Dataset entries:

----------------------------------------

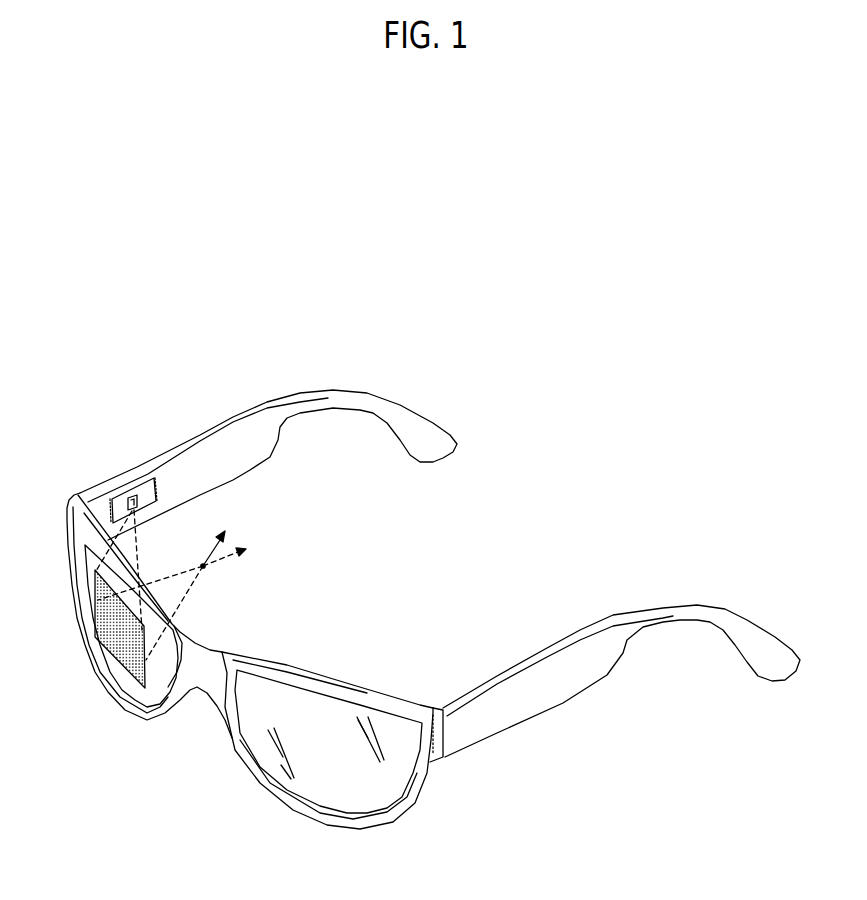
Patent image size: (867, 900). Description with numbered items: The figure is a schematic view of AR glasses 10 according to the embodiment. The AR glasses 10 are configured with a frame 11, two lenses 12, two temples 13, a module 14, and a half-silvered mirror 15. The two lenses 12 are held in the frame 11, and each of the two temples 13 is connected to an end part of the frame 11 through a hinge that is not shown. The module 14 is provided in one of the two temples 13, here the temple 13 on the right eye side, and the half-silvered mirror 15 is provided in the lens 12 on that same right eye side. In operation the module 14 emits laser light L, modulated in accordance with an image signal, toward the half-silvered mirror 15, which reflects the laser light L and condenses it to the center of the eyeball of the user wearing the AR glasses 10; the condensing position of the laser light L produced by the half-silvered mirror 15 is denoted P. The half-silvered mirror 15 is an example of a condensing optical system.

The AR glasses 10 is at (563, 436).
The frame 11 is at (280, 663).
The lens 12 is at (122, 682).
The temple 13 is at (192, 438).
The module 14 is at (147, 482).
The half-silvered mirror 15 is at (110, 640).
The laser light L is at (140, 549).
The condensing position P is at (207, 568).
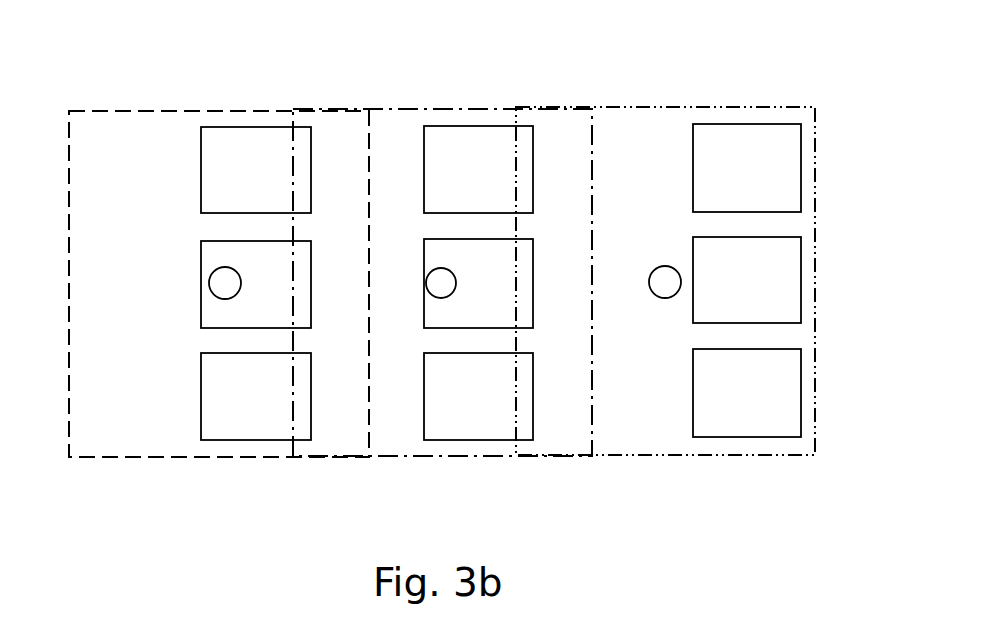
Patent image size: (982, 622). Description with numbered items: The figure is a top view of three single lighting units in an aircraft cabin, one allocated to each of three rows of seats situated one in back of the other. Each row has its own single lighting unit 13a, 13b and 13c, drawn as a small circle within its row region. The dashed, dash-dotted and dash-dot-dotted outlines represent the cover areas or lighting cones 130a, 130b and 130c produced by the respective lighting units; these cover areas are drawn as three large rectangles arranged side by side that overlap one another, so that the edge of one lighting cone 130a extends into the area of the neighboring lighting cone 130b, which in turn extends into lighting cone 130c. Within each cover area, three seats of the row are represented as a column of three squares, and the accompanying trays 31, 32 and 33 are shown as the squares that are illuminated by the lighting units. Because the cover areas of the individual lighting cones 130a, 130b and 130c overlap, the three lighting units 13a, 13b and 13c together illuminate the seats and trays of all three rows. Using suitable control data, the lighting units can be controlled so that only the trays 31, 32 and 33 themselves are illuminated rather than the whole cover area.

----------------------------------------

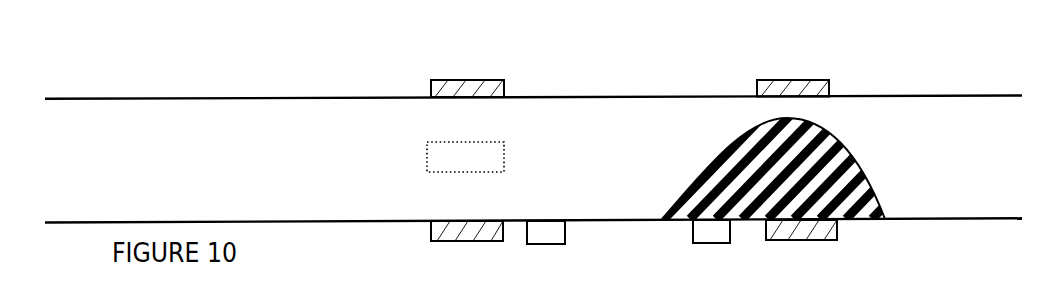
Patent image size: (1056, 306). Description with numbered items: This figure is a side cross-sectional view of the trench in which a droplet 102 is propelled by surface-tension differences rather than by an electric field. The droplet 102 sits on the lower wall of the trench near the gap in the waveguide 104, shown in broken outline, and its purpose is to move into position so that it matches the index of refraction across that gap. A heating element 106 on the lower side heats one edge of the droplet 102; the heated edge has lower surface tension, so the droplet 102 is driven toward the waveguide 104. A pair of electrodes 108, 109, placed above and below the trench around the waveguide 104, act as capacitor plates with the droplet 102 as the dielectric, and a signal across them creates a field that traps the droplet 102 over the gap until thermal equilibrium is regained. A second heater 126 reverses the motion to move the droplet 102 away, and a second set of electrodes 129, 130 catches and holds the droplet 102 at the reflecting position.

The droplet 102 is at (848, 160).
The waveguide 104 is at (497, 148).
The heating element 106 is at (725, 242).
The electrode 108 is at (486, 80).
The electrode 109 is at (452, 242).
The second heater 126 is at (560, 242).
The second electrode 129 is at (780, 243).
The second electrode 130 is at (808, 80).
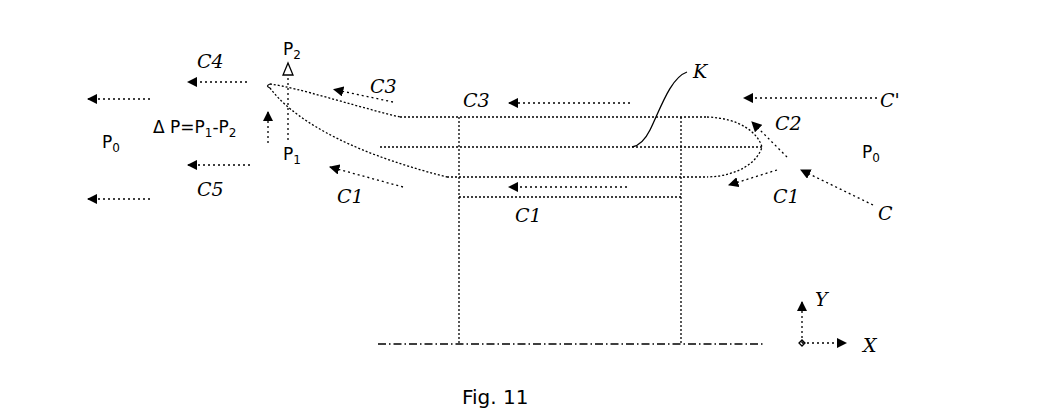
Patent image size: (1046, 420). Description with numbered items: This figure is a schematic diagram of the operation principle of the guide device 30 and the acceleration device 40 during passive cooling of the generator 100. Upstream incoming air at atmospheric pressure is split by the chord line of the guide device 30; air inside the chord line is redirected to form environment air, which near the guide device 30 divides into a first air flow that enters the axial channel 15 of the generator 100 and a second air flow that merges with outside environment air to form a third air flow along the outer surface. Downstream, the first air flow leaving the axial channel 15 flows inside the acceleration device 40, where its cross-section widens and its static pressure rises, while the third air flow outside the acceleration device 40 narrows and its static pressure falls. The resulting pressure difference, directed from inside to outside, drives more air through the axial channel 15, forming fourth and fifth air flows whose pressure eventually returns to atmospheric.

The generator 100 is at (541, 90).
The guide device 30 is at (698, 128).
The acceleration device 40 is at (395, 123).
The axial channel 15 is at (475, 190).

----------------------------------------

» Goal of the exercise
Copy out, unchanged, the stretch of items that begins with the line containing "Patent image size: (1046, 420)." and ends with the line containing "The axial channel 15 is at (475, 190).", including both of those lines.

» Written reply
Patent image size: (1046, 420). Description with numbered items: This figure is a schematic diagram of the operation principle of the guide device 30 and the acceleration device 40 during passive cooling of the generator 100. Upstream incoming air at atmospheric pressure is split by the chord line of the guide device 30; air inside the chord line is redirected to form environment air, which near the guide device 30 divides into a first air flow that enters the axial channel 15 of the generator 100 and a second air flow that merges with outside environment air to form a third air flow along the outer surface. Downstream, the first air flow leaving the axial channel 15 flows inside the acceleration device 40, where its cross-section widens and its static pressure rises, while the third air flow outside the acceleration device 40 narrows and its static pressure falls. The resulting pressure difference, directed from inside to outside, drives more air through the axial channel 15, forming fourth and fifth air flows whose pressure eventually returns to atmospheric.

The generator 100 is at (541, 90).
The guide device 30 is at (698, 128).
The acceleration device 40 is at (395, 123).
The axial channel 15 is at (475, 190).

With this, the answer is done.